### Enunciado A
No texto sobre a perda de sentido, de que a caminhada errante do ser humano é apontada como sintoma?
### Enunciado B
Reescreva o trecho do texto sobre a perda de sentido que vai de "Por Eliana Maria" até "sede que sentimos.", substituindo "consumidores" por "compradores".
### Enunciado C
Dê continuidade ao texto sobre a perda de sentido a partir da última frase apresentada.

### Trecho apresentado
# # # # #

Por Eliana Maria (Ir. Gabriela, Obl. OSB)
*Artigo
de Tânia da Silva Mayer,
mestra e bacharela em Teologia
‘O ser humano contemporâneo parece caminhar sem rumo e por
estradas que conduzem a lugar nenhum. E essa nossa caminhada errante é sintoma
da enfermidade de sentido que vivemos. Na tentativa de preencher o vazio que a
perda do sentido provoca, tornamo-nos itinerantes em busca do que possa
fomentar em nós sensações de completude. Nessa esteira de ver satisfeito nosso
desejo, tornamo-nos consumidores materiais e espirituais à espera que o cartão
de crédito ou um frasco de água benta nos faça saturar definitivamente a
incompletude que somos. Isso é um grande engano. Sentir falta, não nos
sentirmos preenchidos define também nossa existência, permitindo também que
desejemos e nos mobilizemos para estancar a sede que sentimos.

# # # # #

[Entradas de dados]
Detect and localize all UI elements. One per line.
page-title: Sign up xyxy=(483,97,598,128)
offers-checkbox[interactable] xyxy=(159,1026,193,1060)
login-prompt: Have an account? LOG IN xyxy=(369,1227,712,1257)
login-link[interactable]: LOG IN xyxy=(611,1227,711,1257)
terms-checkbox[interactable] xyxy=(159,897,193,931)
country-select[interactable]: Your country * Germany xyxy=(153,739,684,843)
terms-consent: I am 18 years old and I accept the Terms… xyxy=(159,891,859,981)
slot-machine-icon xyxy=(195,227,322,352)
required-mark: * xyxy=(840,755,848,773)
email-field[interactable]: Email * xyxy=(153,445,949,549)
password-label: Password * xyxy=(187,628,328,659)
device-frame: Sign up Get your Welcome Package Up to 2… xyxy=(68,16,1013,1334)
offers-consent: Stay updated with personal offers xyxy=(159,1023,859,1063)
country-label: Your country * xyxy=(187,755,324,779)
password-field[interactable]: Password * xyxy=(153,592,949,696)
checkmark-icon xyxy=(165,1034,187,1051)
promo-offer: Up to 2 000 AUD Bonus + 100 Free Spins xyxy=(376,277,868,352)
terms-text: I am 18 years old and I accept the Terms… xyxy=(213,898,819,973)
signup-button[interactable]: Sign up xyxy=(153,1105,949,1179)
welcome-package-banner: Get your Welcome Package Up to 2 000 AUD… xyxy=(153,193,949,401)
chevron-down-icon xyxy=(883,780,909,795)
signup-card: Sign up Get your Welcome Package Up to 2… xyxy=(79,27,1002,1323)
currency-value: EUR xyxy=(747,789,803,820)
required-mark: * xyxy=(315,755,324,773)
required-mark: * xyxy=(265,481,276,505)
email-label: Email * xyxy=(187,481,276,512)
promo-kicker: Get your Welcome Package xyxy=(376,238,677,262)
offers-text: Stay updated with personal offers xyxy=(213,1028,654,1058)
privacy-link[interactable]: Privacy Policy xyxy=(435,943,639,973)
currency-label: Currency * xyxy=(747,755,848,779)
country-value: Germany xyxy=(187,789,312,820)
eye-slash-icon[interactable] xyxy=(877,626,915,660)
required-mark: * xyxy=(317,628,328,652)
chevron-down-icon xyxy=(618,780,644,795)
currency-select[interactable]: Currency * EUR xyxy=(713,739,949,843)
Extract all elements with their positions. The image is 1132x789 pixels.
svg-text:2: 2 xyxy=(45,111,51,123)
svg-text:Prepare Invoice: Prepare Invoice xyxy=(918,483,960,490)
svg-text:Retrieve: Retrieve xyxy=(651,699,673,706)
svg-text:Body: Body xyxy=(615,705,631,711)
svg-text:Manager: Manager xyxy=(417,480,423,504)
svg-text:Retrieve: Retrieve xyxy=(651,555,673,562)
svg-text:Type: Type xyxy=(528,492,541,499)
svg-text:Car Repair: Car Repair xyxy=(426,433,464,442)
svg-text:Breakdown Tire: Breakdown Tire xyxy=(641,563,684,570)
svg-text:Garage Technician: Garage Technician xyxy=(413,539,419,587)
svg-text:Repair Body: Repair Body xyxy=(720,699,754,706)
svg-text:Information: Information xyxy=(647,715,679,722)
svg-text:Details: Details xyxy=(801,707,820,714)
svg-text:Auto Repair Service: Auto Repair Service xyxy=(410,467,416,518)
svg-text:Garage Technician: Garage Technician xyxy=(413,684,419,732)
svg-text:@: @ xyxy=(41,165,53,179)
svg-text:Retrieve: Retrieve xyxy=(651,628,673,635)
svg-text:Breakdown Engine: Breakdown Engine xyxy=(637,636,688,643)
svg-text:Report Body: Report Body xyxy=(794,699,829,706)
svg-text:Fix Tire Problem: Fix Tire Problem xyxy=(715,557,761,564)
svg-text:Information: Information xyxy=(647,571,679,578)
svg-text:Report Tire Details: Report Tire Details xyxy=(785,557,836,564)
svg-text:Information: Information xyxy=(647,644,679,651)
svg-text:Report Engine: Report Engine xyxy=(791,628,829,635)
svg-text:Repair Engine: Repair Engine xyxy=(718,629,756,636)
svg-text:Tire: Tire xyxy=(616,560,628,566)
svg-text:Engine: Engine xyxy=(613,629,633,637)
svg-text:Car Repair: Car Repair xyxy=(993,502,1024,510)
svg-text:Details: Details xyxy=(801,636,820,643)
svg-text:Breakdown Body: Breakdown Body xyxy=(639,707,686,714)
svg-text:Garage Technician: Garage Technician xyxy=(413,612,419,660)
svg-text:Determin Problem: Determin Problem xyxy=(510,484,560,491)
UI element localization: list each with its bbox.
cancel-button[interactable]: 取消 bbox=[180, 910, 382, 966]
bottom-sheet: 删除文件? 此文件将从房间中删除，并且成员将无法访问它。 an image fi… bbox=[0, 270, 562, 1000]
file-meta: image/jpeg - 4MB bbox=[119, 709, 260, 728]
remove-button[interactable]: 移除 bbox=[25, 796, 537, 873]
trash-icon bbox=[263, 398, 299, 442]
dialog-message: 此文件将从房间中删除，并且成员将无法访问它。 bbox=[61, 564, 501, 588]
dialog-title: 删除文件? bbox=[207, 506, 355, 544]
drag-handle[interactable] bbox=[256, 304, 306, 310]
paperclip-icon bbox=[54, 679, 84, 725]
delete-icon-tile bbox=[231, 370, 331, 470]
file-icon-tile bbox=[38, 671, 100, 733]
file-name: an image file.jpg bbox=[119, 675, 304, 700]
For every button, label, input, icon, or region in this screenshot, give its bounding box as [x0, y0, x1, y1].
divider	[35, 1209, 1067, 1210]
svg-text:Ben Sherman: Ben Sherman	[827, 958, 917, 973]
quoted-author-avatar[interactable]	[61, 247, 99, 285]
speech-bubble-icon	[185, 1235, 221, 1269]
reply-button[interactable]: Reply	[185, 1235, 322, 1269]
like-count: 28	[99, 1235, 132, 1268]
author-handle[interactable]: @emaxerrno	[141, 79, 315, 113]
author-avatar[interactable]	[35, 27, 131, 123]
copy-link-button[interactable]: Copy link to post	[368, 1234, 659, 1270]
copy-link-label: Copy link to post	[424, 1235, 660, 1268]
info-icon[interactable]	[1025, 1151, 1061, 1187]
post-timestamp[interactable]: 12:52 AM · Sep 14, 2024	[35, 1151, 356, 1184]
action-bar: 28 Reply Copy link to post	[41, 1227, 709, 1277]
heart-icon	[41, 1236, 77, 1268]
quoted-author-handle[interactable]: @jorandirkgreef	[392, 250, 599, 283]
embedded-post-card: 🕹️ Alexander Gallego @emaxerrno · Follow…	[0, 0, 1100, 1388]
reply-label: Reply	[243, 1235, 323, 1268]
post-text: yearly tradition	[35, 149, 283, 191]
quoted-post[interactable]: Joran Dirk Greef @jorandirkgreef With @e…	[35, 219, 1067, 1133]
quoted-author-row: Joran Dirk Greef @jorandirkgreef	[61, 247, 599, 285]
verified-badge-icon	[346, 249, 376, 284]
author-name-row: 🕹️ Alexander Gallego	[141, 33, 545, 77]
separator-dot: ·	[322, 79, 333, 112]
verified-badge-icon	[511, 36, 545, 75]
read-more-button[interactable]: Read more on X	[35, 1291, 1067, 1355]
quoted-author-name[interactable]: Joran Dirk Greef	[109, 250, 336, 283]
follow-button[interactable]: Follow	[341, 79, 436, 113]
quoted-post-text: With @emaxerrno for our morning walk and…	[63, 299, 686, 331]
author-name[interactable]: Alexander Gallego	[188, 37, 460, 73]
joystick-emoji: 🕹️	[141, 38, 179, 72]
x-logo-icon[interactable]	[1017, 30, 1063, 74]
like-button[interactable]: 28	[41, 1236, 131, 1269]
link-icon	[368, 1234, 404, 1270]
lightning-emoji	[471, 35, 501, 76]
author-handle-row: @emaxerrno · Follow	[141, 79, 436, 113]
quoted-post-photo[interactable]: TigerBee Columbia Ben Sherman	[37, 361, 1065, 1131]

# # # # #

### Resposta esperada A
Da enfermidade de sentido que vivemos.

### Resposta esperada B
Por Eliana Maria (Ir. Gabriela, Obl. OSB)
*Artigo
de Tânia da Silva Mayer,
mestra e bacharela em Teologia
‘O ser humano contemporâneo parece caminhar sem rumo e por
estradas que conduzem a lugar nenhum. E essa nossa caminhada errante é sintoma
da enfermidade de sentido que vivemos. Na tentativa de preencher o vazio que a
perda do sentido provoca, tornamo-nos itinerantes em busca do que possa
fomentar em nós sensações de completude. Nessa esteira de ver satisfeito nosso
desejo, tornamo-nos compradores materiais e espirituais à espera que o cartão
de crédito ou um frasco de água benta nos faça saturar definitivamente a
incompletude que somos. Isso é um grande engano. Sentir falta, não nos
sentirmos preenchidos define também nossa existência, permitindo também que
desejemos e nos mobilizemos para estancar a sede que sentimos.

### Resposta esperada C
E por falar em sede, o salmo 42-43 serve bem para ilustrar a
sede e o desejo humano de Deus, bem como a abertura para acolher o Deus que se
revela em Jesus Cristo e se dá a conhecer ao mundo. Tal salmo é fiel
representação da existência humana (pessoal e/ou comunitária), que no âmago de
sua alma sente desejo de Deus. O salmista é reflexo do desejo antropológico por
Deus, aqui representado pela alma do orante que está angustiado. Sua situação é
a de alguém que está longe do seu espaço familiar, distante de sua terra,
exilado. Provavelmente está fora de Jerusalém, do Templo, na região montanhosa
do sul do Hermon. O salmista vive nostalgicamente, uma vez que já não contempla
mais a ‘face de Deus’ em seu
Santuário. E é em meio à opressão que ele o busca para não perdê-lo.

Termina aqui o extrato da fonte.